-- Start --

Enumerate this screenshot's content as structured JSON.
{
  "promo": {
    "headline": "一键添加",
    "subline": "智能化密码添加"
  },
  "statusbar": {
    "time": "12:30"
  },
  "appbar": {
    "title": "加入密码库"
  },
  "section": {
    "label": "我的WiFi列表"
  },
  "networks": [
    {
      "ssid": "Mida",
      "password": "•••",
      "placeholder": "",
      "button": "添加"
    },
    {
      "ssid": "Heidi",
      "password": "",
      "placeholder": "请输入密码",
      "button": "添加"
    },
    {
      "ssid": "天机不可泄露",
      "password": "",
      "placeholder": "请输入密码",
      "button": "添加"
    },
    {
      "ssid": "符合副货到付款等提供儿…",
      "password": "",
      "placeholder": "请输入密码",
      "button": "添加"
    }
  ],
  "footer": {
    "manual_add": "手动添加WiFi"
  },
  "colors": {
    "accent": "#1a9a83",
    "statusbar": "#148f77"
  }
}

-- End --

DO THIS: Select and copy every line from the records that includes the word "ssid".

THE ANSWER:
      "ssid": "Mida",
      "ssid": "Heidi",
      "ssid": "天机不可泄露",
      "ssid": "符合副货到付款等提供儿…",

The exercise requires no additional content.